#### EXERCISE AIM:
Word for word, restate every line of the material.

#### MATERIALS PROVIDED:
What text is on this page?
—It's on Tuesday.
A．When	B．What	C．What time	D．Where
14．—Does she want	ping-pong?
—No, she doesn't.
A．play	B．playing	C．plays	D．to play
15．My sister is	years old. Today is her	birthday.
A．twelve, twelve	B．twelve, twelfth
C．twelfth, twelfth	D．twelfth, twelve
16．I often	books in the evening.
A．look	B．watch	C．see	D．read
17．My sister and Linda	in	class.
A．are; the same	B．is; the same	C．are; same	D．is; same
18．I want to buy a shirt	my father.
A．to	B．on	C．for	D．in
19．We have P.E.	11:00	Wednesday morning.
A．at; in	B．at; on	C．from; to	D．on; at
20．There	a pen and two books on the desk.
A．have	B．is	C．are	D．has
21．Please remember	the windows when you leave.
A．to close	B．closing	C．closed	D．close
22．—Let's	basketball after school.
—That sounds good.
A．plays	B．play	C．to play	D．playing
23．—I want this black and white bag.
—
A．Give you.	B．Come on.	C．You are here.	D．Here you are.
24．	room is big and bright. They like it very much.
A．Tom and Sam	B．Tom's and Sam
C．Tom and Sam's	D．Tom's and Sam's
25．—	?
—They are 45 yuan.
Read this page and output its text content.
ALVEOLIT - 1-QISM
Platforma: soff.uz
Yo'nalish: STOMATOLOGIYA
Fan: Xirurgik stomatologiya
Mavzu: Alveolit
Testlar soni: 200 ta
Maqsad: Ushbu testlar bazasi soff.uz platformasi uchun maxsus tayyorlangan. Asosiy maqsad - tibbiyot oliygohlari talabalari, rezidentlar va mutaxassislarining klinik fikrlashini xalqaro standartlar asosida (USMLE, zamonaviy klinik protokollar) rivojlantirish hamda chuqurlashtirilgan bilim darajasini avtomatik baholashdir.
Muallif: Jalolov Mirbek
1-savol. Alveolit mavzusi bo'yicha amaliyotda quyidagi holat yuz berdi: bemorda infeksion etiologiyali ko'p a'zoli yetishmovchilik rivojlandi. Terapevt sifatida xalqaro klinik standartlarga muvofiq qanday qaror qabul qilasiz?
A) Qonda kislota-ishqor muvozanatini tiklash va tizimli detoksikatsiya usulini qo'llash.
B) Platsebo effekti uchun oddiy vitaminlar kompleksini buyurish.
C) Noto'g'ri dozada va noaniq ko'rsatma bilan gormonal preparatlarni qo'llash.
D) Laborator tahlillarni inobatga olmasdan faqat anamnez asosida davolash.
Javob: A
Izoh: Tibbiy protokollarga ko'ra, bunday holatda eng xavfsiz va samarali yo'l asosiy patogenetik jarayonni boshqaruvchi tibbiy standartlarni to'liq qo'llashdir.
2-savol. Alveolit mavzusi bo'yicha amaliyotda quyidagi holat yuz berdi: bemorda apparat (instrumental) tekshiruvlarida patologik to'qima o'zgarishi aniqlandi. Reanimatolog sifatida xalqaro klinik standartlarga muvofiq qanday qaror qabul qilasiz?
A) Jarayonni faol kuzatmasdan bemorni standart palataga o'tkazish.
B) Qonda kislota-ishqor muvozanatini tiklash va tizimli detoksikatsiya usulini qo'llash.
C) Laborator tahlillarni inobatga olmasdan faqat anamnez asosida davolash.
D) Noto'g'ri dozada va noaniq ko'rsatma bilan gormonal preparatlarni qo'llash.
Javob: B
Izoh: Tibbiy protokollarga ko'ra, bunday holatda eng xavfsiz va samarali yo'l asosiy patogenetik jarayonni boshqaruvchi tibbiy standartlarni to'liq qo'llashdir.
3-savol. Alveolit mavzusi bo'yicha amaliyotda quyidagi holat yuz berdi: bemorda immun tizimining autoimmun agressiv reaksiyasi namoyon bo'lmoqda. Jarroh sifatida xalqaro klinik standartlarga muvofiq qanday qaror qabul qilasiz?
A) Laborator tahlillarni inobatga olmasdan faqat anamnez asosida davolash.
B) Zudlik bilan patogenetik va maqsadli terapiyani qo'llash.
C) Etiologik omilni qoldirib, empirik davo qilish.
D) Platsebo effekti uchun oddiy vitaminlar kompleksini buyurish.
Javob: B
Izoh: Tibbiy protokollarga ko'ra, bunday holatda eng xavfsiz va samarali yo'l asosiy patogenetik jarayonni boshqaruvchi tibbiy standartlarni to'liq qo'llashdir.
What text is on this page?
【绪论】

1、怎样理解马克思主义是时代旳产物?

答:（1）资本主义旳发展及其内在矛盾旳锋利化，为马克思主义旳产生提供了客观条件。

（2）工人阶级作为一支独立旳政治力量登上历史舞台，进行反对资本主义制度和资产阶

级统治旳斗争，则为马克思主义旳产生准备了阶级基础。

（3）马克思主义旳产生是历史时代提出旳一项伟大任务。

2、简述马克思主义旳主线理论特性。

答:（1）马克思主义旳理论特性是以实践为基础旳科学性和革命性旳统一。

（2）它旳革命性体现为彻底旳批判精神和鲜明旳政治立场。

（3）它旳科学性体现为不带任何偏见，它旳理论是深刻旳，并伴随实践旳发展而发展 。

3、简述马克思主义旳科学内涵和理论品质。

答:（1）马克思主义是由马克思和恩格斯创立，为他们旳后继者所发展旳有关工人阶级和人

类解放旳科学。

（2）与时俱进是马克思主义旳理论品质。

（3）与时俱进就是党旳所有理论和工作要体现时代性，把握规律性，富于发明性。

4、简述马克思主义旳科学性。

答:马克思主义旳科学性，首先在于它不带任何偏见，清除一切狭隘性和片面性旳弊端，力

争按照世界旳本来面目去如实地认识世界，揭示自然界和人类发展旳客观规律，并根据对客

#### EXPECTED ANSWER:
What text is on this page?
—It's on Tuesday.
A．When	B．What	C．What time	D．Where
14．—Does she want	ping-pong?
—No, she doesn't.
A．play	B．playing	C．plays	D．to play
15．My sister is	years old. Today is her	birthday.
A．twelve, twelve	B．twelve, twelfth
C．twelfth, twelfth	D．twelfth, twelve
16．I often	books in the evening.
A．look	B．watch	C．see	D．read
17．My sister and Linda	in	class.
A．are; the same	B．is; the same	C．are; same	D．is; same
18．I want to buy a shirt	my father.
A．to	B．on	C．for	D．in
19．We have P.E.	11:00	Wednesday morning.
A．at; in	B．at; on	C．from; to	D．on; at
20．There	a pen and two books on the desk.
A．have	B．is	C．are	D．has
21．Please remember	the windows when you leave.
A．to close	B．closing	C．closed	D．close
22．—Let's	basketball after school.
—That sounds good.
A．plays	B．play	C．to play	D．playing
23．—I want this black and white bag.
—
A．Give you.	B．Come on.	C．You are here.	D．Here you are.
24．	room is big and bright. They like it very much.
A．Tom and Sam	B．Tom's and Sam
C．Tom and Sam's	D．Tom's and Sam's
25．—	?
—They are 45 yuan.
Read this page and output its text content.
ALVEOLIT - 1-QISM
Platforma: soff.uz
Yo'nalish: STOMATOLOGIYA
Fan: Xirurgik stomatologiya
Mavzu: Alveolit
Testlar soni: 200 ta
Maqsad: Ushbu testlar bazasi soff.uz platformasi uchun maxsus tayyorlangan. Asosiy maqsad - tibbiyot oliygohlari talabalari, rezidentlar va mutaxassislarining klinik fikrlashini xalqaro standartlar asosida (USMLE, zamonaviy klinik protokollar) rivojlantirish hamda chuqurlashtirilgan bilim darajasini avtomatik baholashdir.
Muallif: Jalolov Mirbek
1-savol. Alveolit mavzusi bo'yicha amaliyotda quyidagi holat yuz berdi: bemorda infeksion etiologiyali ko'p a'zoli yetishmovchilik rivojlandi. Terapevt sifatida xalqaro klinik standartlarga muvofiq qanday qaror qabul qilasiz?
A) Qonda kislota-ishqor muvozanatini tiklash va tizimli detoksikatsiya usulini qo'llash.
B) Platsebo effekti uchun oddiy vitaminlar kompleksini buyurish.
C) Noto'g'ri dozada va noaniq ko'rsatma bilan gormonal preparatlarni qo'llash.
D) Laborator tahlillarni inobatga olmasdan faqat anamnez asosida davolash.
Javob: A
Izoh: Tibbiy protokollarga ko'ra, bunday holatda eng xavfsiz va samarali yo'l asosiy patogenetik jarayonni boshqaruvchi tibbiy standartlarni to'liq qo'llashdir.
2-savol. Alveolit mavzusi bo'yicha amaliyotda quyidagi holat yuz berdi: bemorda apparat (instrumental) tekshiruvlarida patologik to'qima o'zgarishi aniqlandi. Reanimatolog sifatida xalqaro klinik standartlarga muvofiq qanday qaror qabul qilasiz?
A) Jarayonni faol kuzatmasdan bemorni standart palataga o'tkazish.
B) Qonda kislota-ishqor muvozanatini tiklash va tizimli detoksikatsiya usulini qo'llash.
C) Laborator tahlillarni inobatga olmasdan faqat anamnez asosida davolash.
D) Noto'g'ri dozada va noaniq ko'rsatma bilan gormonal preparatlarni qo'llash.
Javob: B
Izoh: Tibbiy protokollarga ko'ra, bunday holatda eng xavfsiz va samarali yo'l asosiy patogenetik jarayonni boshqaruvchi tibbiy standartlarni to'liq qo'llashdir.
3-savol. Alveolit mavzusi bo'yicha amaliyotda quyidagi holat yuz berdi: bemorda immun tizimining autoimmun agressiv reaksiyasi namoyon bo'lmoqda. Jarroh sifatida xalqaro klinik standartlarga muvofiq qanday qaror qabul qilasiz?
A) Laborator tahlillarni inobatga olmasdan faqat anamnez asosida davolash.
B) Zudlik bilan patogenetik va maqsadli terapiyani qo'llash.
C) Etiologik omilni qoldirib, empirik davo qilish.
D) Platsebo effekti uchun oddiy vitaminlar kompleksini buyurish.
Javob: B
Izoh: Tibbiy protokollarga ko'ra, bunday holatda eng xavfsiz va samarali yo'l asosiy patogenetik jarayonni boshqaruvchi tibbiy standartlarni to'liq qo'llashdir.
What text is on this page?
【绪论】

1、怎样理解马克思主义是时代旳产物?

答:（1）资本主义旳发展及其内在矛盾旳锋利化，为马克思主义旳产生提供了客观条件。

（2）工人阶级作为一支独立旳政治力量登上历史舞台，进行反对资本主义制度和资产阶

级统治旳斗争，则为马克思主义旳产生准备了阶级基础。

（3）马克思主义旳产生是历史时代提出旳一项伟大任务。

2、简述马克思主义旳主线理论特性。

答:（1）马克思主义旳理论特性是以实践为基础旳科学性和革命性旳统一。

（2）它旳革命性体现为彻底旳批判精神和鲜明旳政治立场。

（3）它旳科学性体现为不带任何偏见，它旳理论是深刻旳，并伴随实践旳发展而发展 。

3、简述马克思主义旳科学内涵和理论品质。

答:（1）马克思主义是由马克思和恩格斯创立，为他们旳后继者所发展旳有关工人阶级和人

类解放旳科学。

（2）与时俱进是马克思主义旳理论品质。

（3）与时俱进就是党旳所有理论和工作要体现时代性，把握规律性，富于发明性。

4、简述马克思主义旳科学性。

答:马克思主义旳科学性，首先在于它不带任何偏见，清除一切狭隘性和片面性旳弊端，力

争按照世界旳本来面目去如实地认识世界，揭示自然界和人类发展旳客观规律，并根据对客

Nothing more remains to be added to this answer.